- The request -
All entries are to be given again verbatim.

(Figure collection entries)
::::::::
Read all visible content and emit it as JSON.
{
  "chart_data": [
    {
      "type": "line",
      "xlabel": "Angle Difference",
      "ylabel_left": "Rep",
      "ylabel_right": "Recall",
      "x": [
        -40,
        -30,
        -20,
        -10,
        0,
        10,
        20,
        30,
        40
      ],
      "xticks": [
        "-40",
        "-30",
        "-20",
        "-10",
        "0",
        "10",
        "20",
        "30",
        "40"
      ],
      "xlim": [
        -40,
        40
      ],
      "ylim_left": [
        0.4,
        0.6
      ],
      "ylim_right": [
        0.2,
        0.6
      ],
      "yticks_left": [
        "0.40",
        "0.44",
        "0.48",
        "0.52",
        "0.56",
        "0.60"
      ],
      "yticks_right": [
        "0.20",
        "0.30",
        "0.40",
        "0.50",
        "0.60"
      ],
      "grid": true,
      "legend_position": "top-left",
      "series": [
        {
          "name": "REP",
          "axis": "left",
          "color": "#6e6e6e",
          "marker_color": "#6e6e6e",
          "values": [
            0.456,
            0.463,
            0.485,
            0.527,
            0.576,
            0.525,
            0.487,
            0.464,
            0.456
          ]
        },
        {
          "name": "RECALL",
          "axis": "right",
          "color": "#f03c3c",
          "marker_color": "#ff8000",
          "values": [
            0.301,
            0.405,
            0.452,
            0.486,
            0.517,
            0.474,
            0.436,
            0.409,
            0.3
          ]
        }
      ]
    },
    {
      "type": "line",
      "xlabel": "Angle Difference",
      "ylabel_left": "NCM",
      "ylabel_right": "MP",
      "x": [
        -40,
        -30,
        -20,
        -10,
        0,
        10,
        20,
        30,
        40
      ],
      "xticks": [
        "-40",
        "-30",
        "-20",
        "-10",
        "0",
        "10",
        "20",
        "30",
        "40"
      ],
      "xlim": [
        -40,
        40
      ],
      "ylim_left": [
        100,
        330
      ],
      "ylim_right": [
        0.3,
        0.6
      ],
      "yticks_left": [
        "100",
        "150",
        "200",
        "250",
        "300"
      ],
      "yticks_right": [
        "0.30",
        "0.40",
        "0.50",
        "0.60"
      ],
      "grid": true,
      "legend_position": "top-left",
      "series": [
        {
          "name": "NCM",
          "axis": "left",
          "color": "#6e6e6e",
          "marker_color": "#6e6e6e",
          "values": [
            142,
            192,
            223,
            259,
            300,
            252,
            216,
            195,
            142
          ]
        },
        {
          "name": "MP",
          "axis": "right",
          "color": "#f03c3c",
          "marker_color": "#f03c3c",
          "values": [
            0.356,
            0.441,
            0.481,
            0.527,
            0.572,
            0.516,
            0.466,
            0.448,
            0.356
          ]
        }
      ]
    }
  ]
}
::::::::
- Answer to this task -
Read all visible content and emit it as JSON.
{
  "chart_data": [
    {
      "type": "line",
      "xlabel": "Angle Difference",
      "ylabel_left": "Rep",
      "ylabel_right": "Recall",
      "x": [
        -40,
        -30,
        -20,
        -10,
        0,
        10,
        20,
        30,
        40
      ],
      "xticks": [
        "-40",
        "-30",
        "-20",
        "-10",
        "0",
        "10",
        "20",
        "30",
        "40"
      ],
      "xlim": [
        -40,
        40
      ],
      "ylim_left": [
        0.4,
        0.6
      ],
      "ylim_right": [
        0.2,
        0.6
      ],
      "yticks_left": [
        "0.40",
        "0.44",
        "0.48",
        "0.52",
        "0.56",
        "0.60"
      ],
      "yticks_right": [
        "0.20",
        "0.30",
        "0.40",
        "0.50",
        "0.60"
      ],
      "grid": true,
      "legend_position": "top-left",
      "series": [
        {
          "name": "REP",
          "axis": "left",
          "color": "#6e6e6e",
          "marker_color": "#6e6e6e",
          "values": [
            0.456,
            0.463,
            0.485,
            0.527,
            0.576,
            0.525,
            0.487,
            0.464,
            0.456
          ]
        },
        {
          "name": "RECALL",
          "axis": "right",
          "color": "#f03c3c",
          "marker_color": "#ff8000",
          "values": [
            0.301,
            0.405,
            0.452,
            0.486,
            0.517,
            0.474,
            0.436,
            0.409,
            0.3
          ]
        }
      ]
    },
    {
      "type": "line",
      "xlabel": "Angle Difference",
      "ylabel_left": "NCM",
      "ylabel_right": "MP",
      "x": [
        -40,
        -30,
        -20,
        -10,
        0,
        10,
        20,
        30,
        40
      ],
      "xticks": [
        "-40",
        "-30",
        "-20",
        "-10",
        "0",
        "10",
        "20",
        "30",
        "40"
      ],
      "xlim": [
        -40,
        40
      ],
      "ylim_left": [
        100,
        330
      ],
      "ylim_right": [
        0.3,
        0.6
      ],
      "yticks_left": [
        "100",
        "150",
        "200",
        "250",
        "300"
      ],
      "yticks_right": [
        "0.30",
        "0.40",
        "0.50",
        "0.60"
      ],
      "grid": true,
      "legend_position": "top-left",
      "series": [
        {
          "name": "NCM",
          "axis": "left",
          "color": "#6e6e6e",
          "marker_color": "#6e6e6e",
          "values": [
            142,
            192,
            223,
            259,
            300,
            252,
            216,
            195,
            142
          ]
        },
        {
          "name": "MP",
          "axis": "right",
          "color": "#f03c3c",
          "marker_color": "#f03c3c",
          "values": [
            0.356,
            0.441,
            0.481,
            0.527,
            0.572,
            0.516,
            0.466,
            0.448,
            0.356
          ]
        }
      ]
    }
  ]
}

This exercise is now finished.